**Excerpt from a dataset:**
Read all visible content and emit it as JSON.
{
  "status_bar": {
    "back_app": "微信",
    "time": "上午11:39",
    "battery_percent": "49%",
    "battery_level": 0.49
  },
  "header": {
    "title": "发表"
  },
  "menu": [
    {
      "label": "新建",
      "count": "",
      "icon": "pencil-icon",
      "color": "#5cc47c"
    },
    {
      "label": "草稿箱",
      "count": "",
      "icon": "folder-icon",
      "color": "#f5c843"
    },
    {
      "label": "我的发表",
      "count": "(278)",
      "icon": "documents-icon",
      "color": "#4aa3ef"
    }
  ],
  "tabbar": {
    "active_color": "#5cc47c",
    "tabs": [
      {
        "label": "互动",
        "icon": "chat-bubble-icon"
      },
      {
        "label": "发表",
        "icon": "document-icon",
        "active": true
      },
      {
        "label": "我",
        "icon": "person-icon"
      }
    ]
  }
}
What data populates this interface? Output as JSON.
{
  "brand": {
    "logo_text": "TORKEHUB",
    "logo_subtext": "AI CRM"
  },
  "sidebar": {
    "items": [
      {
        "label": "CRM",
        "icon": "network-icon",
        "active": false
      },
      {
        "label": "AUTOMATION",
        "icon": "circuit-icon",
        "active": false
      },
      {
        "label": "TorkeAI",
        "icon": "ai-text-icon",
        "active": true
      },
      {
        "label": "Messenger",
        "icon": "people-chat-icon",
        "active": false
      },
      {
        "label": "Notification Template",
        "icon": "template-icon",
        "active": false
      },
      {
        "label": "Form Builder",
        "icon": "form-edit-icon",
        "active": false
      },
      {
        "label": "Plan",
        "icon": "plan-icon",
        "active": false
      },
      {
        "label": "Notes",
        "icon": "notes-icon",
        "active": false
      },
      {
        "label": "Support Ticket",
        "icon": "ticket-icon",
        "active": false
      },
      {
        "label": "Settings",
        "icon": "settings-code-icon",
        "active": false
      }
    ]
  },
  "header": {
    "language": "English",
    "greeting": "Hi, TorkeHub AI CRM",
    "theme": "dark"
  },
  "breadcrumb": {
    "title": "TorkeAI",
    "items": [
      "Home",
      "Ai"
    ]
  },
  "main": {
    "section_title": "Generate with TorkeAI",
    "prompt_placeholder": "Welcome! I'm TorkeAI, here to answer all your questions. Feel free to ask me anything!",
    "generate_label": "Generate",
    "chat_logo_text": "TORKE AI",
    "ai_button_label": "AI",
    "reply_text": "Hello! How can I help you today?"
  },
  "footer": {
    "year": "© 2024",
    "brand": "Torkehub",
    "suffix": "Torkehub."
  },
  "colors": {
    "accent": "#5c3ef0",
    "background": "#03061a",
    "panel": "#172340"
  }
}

**What this task involves:**
Reproduce each record shown above without altering a single word.

**Expected answer:**
Read all visible content and emit it as JSON.
{
  "status_bar": {
    "back_app": "微信",
    "time": "上午11:39",
    "battery_percent": "49%",
    "battery_level": 0.49
  },
  "header": {
    "title": "发表"
  },
  "menu": [
    {
      "label": "新建",
      "count": "",
      "icon": "pencil-icon",
      "color": "#5cc47c"
    },
    {
      "label": "草稿箱",
      "count": "",
      "icon": "folder-icon",
      "color": "#f5c843"
    },
    {
      "label": "我的发表",
      "count": "(278)",
      "icon": "documents-icon",
      "color": "#4aa3ef"
    }
  ],
  "tabbar": {
    "active_color": "#5cc47c",
    "tabs": [
      {
        "label": "互动",
        "icon": "chat-bubble-icon"
      },
      {
        "label": "发表",
        "icon": "document-icon",
        "active": true
      },
      {
        "label": "我",
        "icon": "person-icon"
      }
    ]
  }
}
What data populates this interface? Output as JSON.
{
  "brand": {
    "logo_text": "TORKEHUB",
    "logo_subtext": "AI CRM"
  },
  "sidebar": {
    "items": [
      {
        "label": "CRM",
        "icon": "network-icon",
        "active": false
      },
      {
        "label": "AUTOMATION",
        "icon": "circuit-icon",
        "active": false
      },
      {
        "label": "TorkeAI",
        "icon": "ai-text-icon",
        "active": true
      },
      {
        "label": "Messenger",
        "icon": "people-chat-icon",
        "active": false
      },
      {
        "label": "Notification Template",
        "icon": "template-icon",
        "active": false
      },
      {
        "label": "Form Builder",
        "icon": "form-edit-icon",
        "active": false
      },
      {
        "label": "Plan",
        "icon": "plan-icon",
        "active": false
      },
      {
        "label": "Notes",
        "icon": "notes-icon",
        "active": false
      },
      {
        "label": "Support Ticket",
        "icon": "ticket-icon",
        "active": false
      },
      {
        "label": "Settings",
        "icon": "settings-code-icon",
        "active": false
      }
    ]
  },
  "header": {
    "language": "English",
    "greeting": "Hi, TorkeHub AI CRM",
    "theme": "dark"
  },
  "breadcrumb": {
    "title": "TorkeAI",
    "items": [
      "Home",
      "Ai"
    ]
  },
  "main": {
    "section_title": "Generate with TorkeAI",
    "prompt_placeholder": "Welcome! I'm TorkeAI, here to answer all your questions. Feel free to ask me anything!",
    "generate_label": "Generate",
    "chat_logo_text": "TORKE AI",
    "ai_button_label": "AI",
    "reply_text": "Hello! How can I help you today?"
  },
  "footer": {
    "year": "© 2024",
    "brand": "Torkehub",
    "suffix": "Torkehub."
  },
  "colors": {
    "accent": "#5c3ef0",
    "background": "#03061a",
    "panel": "#172340"
  }
}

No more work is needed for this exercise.